** BEGIN TEXT EXCERPT **

Index Mining, A New Search Approach and Interface For Certain Document Collections

Jul 26, 2007

I worked on this idea for a couple of months and hoped to find someone in the search industry to take a look at this, along with the prototype. Sadly I have been unable to convince anyone to even read this, so I've decided to take the advice of a reader and just put it out there.

Note the prototype that goes along with this is not currently running, as my shared server is too overloaded to permit to run it alongside this blog (if I do, swapping kills performance of everything). I may put the code out later (needs a bit of cleanup), and also get it running again when I have a decent server to put it on.

This idea may be brilliant or stupid; I have no expectations that it will solve the world's search needs, but I see places all the time where it could be useful. It makes more sense when you can use the prototype (images at the bottom).

Note that the language in this article is more academic than I usually use in this blog.

Summary

Index Mining is a new approach to Search which opens the knowledge inherent in a document index to the user. Instead of guessing search terms and examining a set of returned documents to modify the query, the user enters a single root term and is presented with lists of proximal terms along with a set of documents. Terms in the lists may be examined and selected to filter the set of documents. This experience may be described as "browsing" the document collection on a pivot (the root term).

** END TEXT EXCERPT **

### SET TASKS
a) Translate this sentence from the Index Mining post into Spanish: "Note that the language in this article is more academic than I usually use in this blog."
b) Turn the paragraph of the Index Mining post that begins "Note the prototype that goes along with this" into a short bulleted list that keeps its main facts.
c) Carry on writing the Index Mining post from where it stops, in the same style.

** BEGIN PROVIDED DATA **

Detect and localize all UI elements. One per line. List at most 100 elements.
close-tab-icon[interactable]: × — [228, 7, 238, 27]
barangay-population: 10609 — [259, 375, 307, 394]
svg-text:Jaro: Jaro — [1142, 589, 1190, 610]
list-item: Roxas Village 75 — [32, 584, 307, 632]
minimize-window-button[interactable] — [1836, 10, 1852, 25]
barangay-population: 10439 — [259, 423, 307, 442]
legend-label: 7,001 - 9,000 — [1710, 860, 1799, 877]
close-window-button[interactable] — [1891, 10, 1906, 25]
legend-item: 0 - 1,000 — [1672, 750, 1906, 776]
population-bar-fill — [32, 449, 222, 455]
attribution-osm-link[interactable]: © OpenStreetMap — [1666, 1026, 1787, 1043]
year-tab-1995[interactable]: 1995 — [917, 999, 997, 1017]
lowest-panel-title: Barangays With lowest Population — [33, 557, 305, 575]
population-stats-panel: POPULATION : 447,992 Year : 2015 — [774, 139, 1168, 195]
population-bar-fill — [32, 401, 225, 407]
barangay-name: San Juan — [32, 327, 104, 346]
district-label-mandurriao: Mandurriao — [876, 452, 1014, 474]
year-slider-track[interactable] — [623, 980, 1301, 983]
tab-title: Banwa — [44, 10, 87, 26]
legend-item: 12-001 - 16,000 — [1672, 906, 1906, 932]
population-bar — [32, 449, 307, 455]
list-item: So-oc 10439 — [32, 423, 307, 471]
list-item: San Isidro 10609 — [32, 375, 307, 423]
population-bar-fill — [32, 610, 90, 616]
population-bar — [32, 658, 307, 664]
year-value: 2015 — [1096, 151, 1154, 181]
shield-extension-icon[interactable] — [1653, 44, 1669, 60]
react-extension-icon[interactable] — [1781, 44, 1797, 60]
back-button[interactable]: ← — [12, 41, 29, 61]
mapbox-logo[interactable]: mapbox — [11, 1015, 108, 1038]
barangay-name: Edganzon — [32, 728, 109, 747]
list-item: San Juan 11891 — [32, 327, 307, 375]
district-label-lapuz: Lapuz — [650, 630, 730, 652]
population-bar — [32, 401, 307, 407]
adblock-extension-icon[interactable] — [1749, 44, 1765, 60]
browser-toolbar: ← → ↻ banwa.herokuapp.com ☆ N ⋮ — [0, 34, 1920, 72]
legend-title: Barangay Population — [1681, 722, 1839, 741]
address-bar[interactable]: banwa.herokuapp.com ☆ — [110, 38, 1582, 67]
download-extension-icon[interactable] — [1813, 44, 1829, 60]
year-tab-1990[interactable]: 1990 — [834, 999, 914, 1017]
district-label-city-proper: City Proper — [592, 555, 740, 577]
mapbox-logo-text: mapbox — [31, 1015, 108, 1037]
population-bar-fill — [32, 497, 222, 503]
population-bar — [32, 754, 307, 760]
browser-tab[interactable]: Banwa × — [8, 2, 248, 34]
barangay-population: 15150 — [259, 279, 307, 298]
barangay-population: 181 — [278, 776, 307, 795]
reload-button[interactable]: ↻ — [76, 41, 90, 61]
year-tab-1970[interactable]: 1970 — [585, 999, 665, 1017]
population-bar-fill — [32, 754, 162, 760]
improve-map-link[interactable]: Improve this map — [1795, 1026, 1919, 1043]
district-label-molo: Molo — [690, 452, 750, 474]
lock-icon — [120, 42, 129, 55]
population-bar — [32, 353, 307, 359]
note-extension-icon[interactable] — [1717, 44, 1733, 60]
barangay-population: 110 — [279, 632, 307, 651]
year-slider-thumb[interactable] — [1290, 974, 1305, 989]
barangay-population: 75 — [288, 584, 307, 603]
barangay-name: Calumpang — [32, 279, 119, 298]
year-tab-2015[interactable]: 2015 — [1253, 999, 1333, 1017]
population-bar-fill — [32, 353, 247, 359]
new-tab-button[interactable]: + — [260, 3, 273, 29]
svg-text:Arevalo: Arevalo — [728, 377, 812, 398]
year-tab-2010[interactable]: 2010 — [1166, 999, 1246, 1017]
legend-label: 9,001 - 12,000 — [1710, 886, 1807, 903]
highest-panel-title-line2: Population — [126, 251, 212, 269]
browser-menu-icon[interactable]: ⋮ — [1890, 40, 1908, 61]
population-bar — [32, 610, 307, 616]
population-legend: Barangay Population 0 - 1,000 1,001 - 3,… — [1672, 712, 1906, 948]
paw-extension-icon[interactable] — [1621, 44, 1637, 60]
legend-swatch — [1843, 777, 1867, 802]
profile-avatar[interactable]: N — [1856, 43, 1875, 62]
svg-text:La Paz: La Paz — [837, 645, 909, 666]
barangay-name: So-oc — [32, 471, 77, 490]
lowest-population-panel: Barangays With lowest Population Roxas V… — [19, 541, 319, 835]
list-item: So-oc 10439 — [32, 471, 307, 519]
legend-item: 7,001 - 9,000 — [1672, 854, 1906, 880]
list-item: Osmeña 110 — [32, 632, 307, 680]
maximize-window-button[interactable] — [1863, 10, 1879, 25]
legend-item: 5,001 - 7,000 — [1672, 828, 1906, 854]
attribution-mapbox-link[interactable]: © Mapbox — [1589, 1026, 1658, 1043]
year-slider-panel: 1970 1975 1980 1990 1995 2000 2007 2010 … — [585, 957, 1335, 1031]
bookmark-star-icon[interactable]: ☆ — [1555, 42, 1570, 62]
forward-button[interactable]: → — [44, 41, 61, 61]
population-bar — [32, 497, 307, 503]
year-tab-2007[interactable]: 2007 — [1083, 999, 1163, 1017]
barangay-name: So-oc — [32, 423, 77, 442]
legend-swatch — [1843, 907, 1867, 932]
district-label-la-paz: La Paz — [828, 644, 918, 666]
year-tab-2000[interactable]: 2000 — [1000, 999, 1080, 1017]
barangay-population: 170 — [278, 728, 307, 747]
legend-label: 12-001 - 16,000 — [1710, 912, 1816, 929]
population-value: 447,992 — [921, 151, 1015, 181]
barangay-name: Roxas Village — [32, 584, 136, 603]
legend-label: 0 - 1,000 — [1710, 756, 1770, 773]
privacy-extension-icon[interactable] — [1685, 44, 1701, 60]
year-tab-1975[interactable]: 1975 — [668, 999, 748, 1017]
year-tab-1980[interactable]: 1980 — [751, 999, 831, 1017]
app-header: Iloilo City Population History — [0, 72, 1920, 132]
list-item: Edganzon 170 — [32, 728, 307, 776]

** END PROVIDED DATA **

### IN RESPONSE
a) Tenga en cuenta que el lenguaje de este artículo es más académico que el que suelo usar en este blog.

b)
- The prototype is not running right now.
- The shared server is too overloaded to run it alongside the blog, because swapping slows everything down.
- The code may be released later, after some cleanup.
- The prototype may run again once a decent server is available.

c)
Background

In a traditional search engine, the user enters some query terms and the engine returns a list of matched documents. If the query was unambiguous and the desired answer was popular (or there are many equivalent answers) then the first results will satisfy the request. Otherwise the user has to examine the results closely, possibly scanning many pages of result documents in an effort to determine a better set of query terms to restart or improve the process. This feedback loop may happen several times until either the desired answer is found or the user gives up.

The key problem with using a "peck and poke" search system is balancing (1) providing enough information to focus the search result while (2) not filtering out meaningful results. If you provide fewer terms which may be more ambiguous you will get a larger set of results but most of them may be "noise" unrelated to your desired information. If you add more specific terms to cut out the noise then you run the risk of cutting out potential answers. Since the only feedback from the search engine is a list of results, you have no way of judging the presence or absence of information. Data which is present may be buried, data which is not present at all is completely invisible.

Many efforts have been made in the last 15 years or so to improve the quality of the search results. Generally they fall into a number of areas (although there is much overlap):

  • Query languages
  • Relevance
  • Classification
  • Metaseach

Providing a natural query language provides the user with a more conversational way to specify the desired result but often results in a more ambiguous set of results (since conversational language is often not very precise). This can be fixed by adding more boolean and proximity modifiers (this and that near something) but at the cost of more complexity.

Relevance covers a lot of approaches which attempt to interpret the user's query and essentially sort the results to rank better answers closer to the top. Pagerank from Google is a perfect example where more popular results (as measured by link popularity) are given a larger weight in the sort. There are innumerable other approaches which analyze the result documents in an attempt to find the more promising ones.

Classification is an alternate approach to relevance where the result documents are grouped into buckets based on some of the same approaches. Instead of merely sorting the results the search engine presents the documents in classes which provide a quick filter for the user to find potential answers. This may assist the user in scanning the result set faster than looking at page summaries or reading whole documents.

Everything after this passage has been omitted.